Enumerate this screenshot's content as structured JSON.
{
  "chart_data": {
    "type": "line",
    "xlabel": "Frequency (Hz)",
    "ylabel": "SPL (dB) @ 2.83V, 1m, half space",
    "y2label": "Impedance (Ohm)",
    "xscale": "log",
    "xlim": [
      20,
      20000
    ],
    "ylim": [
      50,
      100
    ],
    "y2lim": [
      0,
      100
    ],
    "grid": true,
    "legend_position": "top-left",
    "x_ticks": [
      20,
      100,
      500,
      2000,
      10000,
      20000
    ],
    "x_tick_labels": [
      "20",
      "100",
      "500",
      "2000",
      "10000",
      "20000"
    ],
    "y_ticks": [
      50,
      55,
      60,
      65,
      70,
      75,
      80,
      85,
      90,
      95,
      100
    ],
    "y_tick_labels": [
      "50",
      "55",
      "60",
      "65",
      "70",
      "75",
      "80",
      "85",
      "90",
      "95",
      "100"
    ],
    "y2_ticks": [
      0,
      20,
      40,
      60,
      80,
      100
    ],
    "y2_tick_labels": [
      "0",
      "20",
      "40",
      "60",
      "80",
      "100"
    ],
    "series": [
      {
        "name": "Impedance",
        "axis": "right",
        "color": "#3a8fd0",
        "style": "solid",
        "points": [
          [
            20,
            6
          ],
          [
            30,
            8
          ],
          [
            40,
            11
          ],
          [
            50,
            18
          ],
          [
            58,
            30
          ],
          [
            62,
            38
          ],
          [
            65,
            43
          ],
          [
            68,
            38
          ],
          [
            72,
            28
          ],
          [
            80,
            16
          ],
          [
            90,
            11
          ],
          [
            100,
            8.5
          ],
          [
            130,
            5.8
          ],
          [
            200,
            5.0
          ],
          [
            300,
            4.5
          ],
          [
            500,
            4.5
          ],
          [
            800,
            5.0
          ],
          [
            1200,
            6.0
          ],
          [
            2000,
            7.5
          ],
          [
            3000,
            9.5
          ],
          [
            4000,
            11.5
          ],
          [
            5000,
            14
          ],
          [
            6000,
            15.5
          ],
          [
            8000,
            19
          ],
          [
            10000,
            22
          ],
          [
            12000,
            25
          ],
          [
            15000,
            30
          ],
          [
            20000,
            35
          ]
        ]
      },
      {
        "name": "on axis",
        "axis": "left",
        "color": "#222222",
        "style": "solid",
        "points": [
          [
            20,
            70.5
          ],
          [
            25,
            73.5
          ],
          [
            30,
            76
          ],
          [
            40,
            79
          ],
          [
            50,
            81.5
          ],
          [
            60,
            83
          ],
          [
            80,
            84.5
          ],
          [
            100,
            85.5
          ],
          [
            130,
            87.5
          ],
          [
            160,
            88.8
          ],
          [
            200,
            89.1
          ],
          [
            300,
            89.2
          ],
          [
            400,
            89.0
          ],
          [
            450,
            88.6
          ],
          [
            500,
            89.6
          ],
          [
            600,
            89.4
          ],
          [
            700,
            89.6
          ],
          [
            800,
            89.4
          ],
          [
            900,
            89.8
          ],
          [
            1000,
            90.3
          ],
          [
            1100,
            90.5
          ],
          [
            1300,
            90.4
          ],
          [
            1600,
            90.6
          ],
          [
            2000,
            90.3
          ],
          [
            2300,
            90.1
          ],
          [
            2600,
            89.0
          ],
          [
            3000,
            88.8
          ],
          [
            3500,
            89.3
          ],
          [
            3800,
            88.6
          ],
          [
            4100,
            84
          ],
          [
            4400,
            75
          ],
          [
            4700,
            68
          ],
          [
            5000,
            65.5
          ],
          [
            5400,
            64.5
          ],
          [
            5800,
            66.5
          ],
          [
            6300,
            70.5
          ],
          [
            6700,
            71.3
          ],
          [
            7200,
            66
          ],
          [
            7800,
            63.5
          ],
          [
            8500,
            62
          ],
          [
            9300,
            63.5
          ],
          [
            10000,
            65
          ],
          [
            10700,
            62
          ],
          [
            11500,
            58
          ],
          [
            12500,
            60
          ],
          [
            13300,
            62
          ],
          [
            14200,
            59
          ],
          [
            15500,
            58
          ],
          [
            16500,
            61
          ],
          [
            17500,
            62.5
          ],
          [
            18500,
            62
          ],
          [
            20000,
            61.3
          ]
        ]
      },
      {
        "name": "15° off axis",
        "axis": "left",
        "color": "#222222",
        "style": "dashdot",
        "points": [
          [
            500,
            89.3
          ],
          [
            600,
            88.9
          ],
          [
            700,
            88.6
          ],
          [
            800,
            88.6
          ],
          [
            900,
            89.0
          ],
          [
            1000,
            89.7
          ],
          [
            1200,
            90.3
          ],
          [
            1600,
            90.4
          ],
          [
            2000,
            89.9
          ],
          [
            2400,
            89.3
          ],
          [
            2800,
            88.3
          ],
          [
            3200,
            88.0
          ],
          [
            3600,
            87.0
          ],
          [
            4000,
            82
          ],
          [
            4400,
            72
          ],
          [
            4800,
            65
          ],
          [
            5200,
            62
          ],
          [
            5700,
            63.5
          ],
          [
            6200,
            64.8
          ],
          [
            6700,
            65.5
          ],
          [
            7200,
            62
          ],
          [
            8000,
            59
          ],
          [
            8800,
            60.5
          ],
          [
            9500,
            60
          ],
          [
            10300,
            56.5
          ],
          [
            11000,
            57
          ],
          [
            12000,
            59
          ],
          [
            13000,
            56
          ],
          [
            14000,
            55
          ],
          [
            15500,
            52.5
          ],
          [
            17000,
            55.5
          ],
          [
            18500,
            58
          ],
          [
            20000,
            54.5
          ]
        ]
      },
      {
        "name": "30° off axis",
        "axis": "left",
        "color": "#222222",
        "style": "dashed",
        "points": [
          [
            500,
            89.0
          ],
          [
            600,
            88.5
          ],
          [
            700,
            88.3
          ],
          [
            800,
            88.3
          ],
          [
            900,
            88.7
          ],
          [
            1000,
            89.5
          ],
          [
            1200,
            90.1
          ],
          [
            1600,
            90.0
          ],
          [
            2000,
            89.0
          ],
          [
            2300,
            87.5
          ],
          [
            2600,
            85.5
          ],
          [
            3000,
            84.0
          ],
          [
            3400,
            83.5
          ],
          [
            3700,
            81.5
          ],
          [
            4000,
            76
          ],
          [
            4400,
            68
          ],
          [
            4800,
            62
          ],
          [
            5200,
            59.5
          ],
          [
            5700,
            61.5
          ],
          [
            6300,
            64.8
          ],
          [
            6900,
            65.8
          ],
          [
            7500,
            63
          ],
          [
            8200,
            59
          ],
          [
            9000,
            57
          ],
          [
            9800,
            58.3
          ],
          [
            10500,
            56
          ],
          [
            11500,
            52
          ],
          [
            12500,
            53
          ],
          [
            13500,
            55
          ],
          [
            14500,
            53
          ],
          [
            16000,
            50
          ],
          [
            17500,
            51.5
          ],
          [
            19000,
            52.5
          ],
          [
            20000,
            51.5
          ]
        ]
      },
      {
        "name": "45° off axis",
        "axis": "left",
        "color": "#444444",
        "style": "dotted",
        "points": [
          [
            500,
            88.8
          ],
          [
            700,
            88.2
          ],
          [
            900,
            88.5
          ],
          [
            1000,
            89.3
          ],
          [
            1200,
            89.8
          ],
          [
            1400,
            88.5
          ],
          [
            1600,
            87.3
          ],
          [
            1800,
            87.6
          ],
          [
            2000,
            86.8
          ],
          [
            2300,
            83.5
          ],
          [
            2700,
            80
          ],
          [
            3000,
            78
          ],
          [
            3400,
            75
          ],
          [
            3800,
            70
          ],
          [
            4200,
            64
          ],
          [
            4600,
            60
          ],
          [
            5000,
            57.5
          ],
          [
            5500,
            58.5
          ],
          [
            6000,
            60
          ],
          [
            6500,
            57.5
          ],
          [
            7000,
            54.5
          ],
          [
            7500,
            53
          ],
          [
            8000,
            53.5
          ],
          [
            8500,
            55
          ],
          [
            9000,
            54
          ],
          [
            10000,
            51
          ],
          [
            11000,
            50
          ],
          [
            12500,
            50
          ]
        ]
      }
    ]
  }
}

+ + +

### Written instruction
Look through the entries above and list every line containing "Impedance".

### Result for this exercise
    "y2label": "Impedance (Ohm)",
        "name": "Impedance",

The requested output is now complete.